Exercise aim ▸ Retype the data below without altering anything.
** Begin **
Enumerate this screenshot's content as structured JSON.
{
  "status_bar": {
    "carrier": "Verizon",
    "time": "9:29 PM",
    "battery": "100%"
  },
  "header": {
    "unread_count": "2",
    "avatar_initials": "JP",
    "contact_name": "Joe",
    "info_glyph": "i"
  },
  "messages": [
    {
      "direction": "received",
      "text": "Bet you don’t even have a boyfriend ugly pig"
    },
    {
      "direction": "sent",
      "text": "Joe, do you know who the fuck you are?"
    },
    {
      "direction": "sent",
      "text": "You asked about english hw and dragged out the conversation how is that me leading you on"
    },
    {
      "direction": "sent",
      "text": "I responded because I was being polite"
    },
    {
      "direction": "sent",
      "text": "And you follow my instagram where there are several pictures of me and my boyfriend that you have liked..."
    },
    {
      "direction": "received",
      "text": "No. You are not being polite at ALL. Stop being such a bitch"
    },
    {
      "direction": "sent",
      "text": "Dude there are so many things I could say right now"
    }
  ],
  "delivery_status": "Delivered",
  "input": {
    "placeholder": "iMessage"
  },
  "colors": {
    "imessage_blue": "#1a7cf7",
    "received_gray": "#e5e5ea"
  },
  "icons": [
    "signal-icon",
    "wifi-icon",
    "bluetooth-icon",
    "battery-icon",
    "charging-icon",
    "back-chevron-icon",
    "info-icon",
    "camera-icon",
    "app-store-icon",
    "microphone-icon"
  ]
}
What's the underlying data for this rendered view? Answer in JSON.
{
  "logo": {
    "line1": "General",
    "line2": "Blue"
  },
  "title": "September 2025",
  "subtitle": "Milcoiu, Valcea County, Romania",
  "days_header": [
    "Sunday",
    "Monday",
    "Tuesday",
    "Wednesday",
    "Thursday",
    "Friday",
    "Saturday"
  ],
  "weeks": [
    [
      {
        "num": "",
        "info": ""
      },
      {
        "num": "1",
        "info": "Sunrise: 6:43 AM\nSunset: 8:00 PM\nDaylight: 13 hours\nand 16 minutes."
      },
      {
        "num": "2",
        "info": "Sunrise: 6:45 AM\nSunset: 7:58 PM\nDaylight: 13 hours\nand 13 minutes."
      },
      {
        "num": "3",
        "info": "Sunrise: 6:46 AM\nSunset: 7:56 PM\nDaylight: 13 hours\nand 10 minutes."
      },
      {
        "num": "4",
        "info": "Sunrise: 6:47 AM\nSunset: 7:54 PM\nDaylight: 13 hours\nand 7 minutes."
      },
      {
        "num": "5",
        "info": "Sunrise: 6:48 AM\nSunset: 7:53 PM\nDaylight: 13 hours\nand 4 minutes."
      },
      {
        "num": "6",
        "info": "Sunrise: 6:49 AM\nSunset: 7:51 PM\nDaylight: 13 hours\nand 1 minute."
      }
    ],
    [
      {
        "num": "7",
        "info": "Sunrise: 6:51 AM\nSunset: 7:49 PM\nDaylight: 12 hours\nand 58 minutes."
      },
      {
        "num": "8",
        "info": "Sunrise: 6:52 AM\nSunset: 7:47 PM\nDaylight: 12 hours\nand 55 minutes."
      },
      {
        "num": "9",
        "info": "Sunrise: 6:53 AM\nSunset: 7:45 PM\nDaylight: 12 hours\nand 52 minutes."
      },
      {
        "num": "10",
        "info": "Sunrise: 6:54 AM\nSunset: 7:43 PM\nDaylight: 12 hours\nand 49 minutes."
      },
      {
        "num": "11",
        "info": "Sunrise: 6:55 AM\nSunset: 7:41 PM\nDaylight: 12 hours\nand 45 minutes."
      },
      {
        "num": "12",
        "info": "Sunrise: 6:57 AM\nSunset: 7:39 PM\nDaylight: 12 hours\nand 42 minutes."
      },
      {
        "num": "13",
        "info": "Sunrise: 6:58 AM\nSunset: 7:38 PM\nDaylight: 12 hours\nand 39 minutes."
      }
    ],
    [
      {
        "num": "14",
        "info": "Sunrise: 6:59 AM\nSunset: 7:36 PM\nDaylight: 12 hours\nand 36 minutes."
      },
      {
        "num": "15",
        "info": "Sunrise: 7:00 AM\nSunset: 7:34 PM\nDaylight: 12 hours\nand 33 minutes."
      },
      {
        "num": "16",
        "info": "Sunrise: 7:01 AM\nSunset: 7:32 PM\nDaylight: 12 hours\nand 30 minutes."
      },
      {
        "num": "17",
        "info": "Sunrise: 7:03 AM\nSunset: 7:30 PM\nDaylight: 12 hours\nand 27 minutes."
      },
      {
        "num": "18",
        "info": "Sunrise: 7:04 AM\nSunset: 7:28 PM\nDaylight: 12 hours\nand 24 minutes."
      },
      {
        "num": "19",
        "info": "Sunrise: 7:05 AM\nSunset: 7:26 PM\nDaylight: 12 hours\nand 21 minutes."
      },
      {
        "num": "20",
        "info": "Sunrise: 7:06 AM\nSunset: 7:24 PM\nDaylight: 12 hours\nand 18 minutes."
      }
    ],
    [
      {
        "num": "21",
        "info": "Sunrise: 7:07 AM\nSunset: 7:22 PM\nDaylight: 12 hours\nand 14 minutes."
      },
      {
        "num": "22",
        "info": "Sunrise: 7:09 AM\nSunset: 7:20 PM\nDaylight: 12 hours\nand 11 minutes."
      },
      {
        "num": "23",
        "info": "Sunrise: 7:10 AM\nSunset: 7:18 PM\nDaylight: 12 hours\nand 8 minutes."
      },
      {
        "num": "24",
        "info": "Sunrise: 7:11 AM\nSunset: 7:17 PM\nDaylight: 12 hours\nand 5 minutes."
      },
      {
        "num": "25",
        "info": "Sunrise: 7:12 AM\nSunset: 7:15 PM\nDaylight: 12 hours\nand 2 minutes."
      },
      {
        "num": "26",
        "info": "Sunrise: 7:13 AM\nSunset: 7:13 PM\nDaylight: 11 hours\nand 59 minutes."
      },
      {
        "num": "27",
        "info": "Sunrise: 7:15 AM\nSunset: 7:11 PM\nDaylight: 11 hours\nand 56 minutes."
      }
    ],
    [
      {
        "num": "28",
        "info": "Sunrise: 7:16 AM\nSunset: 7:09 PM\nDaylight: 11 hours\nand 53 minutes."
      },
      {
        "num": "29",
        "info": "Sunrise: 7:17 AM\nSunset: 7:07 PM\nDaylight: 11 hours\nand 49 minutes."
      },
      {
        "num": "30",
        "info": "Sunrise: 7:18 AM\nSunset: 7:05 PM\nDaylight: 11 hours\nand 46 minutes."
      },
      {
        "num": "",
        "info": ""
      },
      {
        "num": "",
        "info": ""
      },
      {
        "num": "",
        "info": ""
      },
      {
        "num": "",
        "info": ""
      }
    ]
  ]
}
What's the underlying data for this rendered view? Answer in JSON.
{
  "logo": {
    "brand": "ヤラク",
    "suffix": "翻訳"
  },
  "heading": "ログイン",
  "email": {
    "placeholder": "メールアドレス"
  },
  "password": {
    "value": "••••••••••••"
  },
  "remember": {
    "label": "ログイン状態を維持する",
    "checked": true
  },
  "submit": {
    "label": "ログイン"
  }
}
** End **
Exercise output ▸
Enumerate this screenshot's content as structured JSON.
{
  "status_bar": {
    "carrier": "Verizon",
    "time": "9:29 PM",
    "battery": "100%"
  },
  "header": {
    "unread_count": "2",
    "avatar_initials": "JP",
    "contact_name": "Joe",
    "info_glyph": "i"
  },
  "messages": [
    {
      "direction": "received",
      "text": "Bet you don’t even have a boyfriend ugly pig"
    },
    {
      "direction": "sent",
      "text": "Joe, do you know who the fuck you are?"
    },
    {
      "direction": "sent",
      "text": "You asked about english hw and dragged out the conversation how is that me leading you on"
    },
    {
      "direction": "sent",
      "text": "I responded because I was being polite"
    },
    {
      "direction": "sent",
      "text": "And you follow my instagram where there are several pictures of me and my boyfriend that you have liked..."
    },
    {
      "direction": "received",
      "text": "No. You are not being polite at ALL. Stop being such a bitch"
    },
    {
      "direction": "sent",
      "text": "Dude there are so many things I could say right now"
    }
  ],
  "delivery_status": "Delivered",
  "input": {
    "placeholder": "iMessage"
  },
  "colors": {
    "imessage_blue": "#1a7cf7",
    "received_gray": "#e5e5ea"
  },
  "icons": [
    "signal-icon",
    "wifi-icon",
    "bluetooth-icon",
    "battery-icon",
    "charging-icon",
    "back-chevron-icon",
    "info-icon",
    "camera-icon",
    "app-store-icon",
    "microphone-icon"
  ]
}
What's the underlying data for this rendered view? Answer in JSON.
{
  "logo": {
    "line1": "General",
    "line2": "Blue"
  },
  "title": "September 2025",
  "subtitle": "Milcoiu, Valcea County, Romania",
  "days_header": [
    "Sunday",
    "Monday",
    "Tuesday",
    "Wednesday",
    "Thursday",
    "Friday",
    "Saturday"
  ],
  "weeks": [
    [
      {
        "num": "",
        "info": ""
      },
      {
        "num": "1",
        "info": "Sunrise: 6:43 AM\nSunset: 8:00 PM\nDaylight: 13 hours\nand 16 minutes."
      },
      {
        "num": "2",
        "info": "Sunrise: 6:45 AM\nSunset: 7:58 PM\nDaylight: 13 hours\nand 13 minutes."
      },
      {
        "num": "3",
        "info": "Sunrise: 6:46 AM\nSunset: 7:56 PM\nDaylight: 13 hours\nand 10 minutes."
      },
      {
        "num": "4",
        "info": "Sunrise: 6:47 AM\nSunset: 7:54 PM\nDaylight: 13 hours\nand 7 minutes."
      },
      {
        "num": "5",
        "info": "Sunrise: 6:48 AM\nSunset: 7:53 PM\nDaylight: 13 hours\nand 4 minutes."
      },
      {
        "num": "6",
        "info": "Sunrise: 6:49 AM\nSunset: 7:51 PM\nDaylight: 13 hours\nand 1 minute."
      }
    ],
    [
      {
        "num": "7",
        "info": "Sunrise: 6:51 AM\nSunset: 7:49 PM\nDaylight: 12 hours\nand 58 minutes."
      },
      {
        "num": "8",
        "info": "Sunrise: 6:52 AM\nSunset: 7:47 PM\nDaylight: 12 hours\nand 55 minutes."
      },
      {
        "num": "9",
        "info": "Sunrise: 6:53 AM\nSunset: 7:45 PM\nDaylight: 12 hours\nand 52 minutes."
      },
      {
        "num": "10",
        "info": "Sunrise: 6:54 AM\nSunset: 7:43 PM\nDaylight: 12 hours\nand 49 minutes."
      },
      {
        "num": "11",
        "info": "Sunrise: 6:55 AM\nSunset: 7:41 PM\nDaylight: 12 hours\nand 45 minutes."
      },
      {
        "num": "12",
        "info": "Sunrise: 6:57 AM\nSunset: 7:39 PM\nDaylight: 12 hours\nand 42 minutes."
      },
      {
        "num": "13",
        "info": "Sunrise: 6:58 AM\nSunset: 7:38 PM\nDaylight: 12 hours\nand 39 minutes."
      }
    ],
    [
      {
        "num": "14",
        "info": "Sunrise: 6:59 AM\nSunset: 7:36 PM\nDaylight: 12 hours\nand 36 minutes."
      },
      {
        "num": "15",
        "info": "Sunrise: 7:00 AM\nSunset: 7:34 PM\nDaylight: 12 hours\nand 33 minutes."
      },
      {
        "num": "16",
        "info": "Sunrise: 7:01 AM\nSunset: 7:32 PM\nDaylight: 12 hours\nand 30 minutes."
      },
      {
        "num": "17",
        "info": "Sunrise: 7:03 AM\nSunset: 7:30 PM\nDaylight: 12 hours\nand 27 minutes."
      },
      {
        "num": "18",
        "info": "Sunrise: 7:04 AM\nSunset: 7:28 PM\nDaylight: 12 hours\nand 24 minutes."
      },
      {
        "num": "19",
        "info": "Sunrise: 7:05 AM\nSunset: 7:26 PM\nDaylight: 12 hours\nand 21 minutes."
      },
      {
        "num": "20",
        "info": "Sunrise: 7:06 AM\nSunset: 7:24 PM\nDaylight: 12 hours\nand 18 minutes."
      }
    ],
    [
      {
        "num": "21",
        "info": "Sunrise: 7:07 AM\nSunset: 7:22 PM\nDaylight: 12 hours\nand 14 minutes."
      },
      {
        "num": "22",
        "info": "Sunrise: 7:09 AM\nSunset: 7:20 PM\nDaylight: 12 hours\nand 11 minutes."
      },
      {
        "num": "23",
        "info": "Sunrise: 7:10 AM\nSunset: 7:18 PM\nDaylight: 12 hours\nand 8 minutes."
      },
      {
        "num": "24",
        "info": "Sunrise: 7:11 AM\nSunset: 7:17 PM\nDaylight: 12 hours\nand 5 minutes."
      },
      {
        "num": "25",
        "info": "Sunrise: 7:12 AM\nSunset: 7:15 PM\nDaylight: 12 hours\nand 2 minutes."
      },
      {
        "num": "26",
        "info": "Sunrise: 7:13 AM\nSunset: 7:13 PM\nDaylight: 11 hours\nand 59 minutes."
      },
      {
        "num": "27",
        "info": "Sunrise: 7:15 AM\nSunset: 7:11 PM\nDaylight: 11 hours\nand 56 minutes."
      }
    ],
    [
      {
        "num": "28",
        "info": "Sunrise: 7:16 AM\nSunset: 7:09 PM\nDaylight: 11 hours\nand 53 minutes."
      },
      {
        "num": "29",
        "info": "Sunrise: 7:17 AM\nSunset: 7:07 PM\nDaylight: 11 hours\nand 49 minutes."
      },
      {
        "num": "30",
        "info": "Sunrise: 7:18 AM\nSunset: 7:05 PM\nDaylight: 11 hours\nand 46 minutes."
      },
      {
        "num": "",
        "info": ""
      },
      {
        "num": "",
        "info": ""
      },
      {
        "num": "",
        "info": ""
      },
      {
        "num": "",
        "info": ""
      }
    ]
  ]
}
What's the underlying data for this rendered view? Answer in JSON.
{
  "logo": {
    "brand": "ヤラク",
    "suffix": "翻訳"
  },
  "heading": "ログイン",
  "email": {
    "placeholder": "メールアドレス"
  },
  "password": {
    "value": "••••••••••••"
  },
  "remember": {
    "label": "ログイン状態を維持する",
    "checked": true
  },
  "submit": {
    "label": "ログイン"
  }
}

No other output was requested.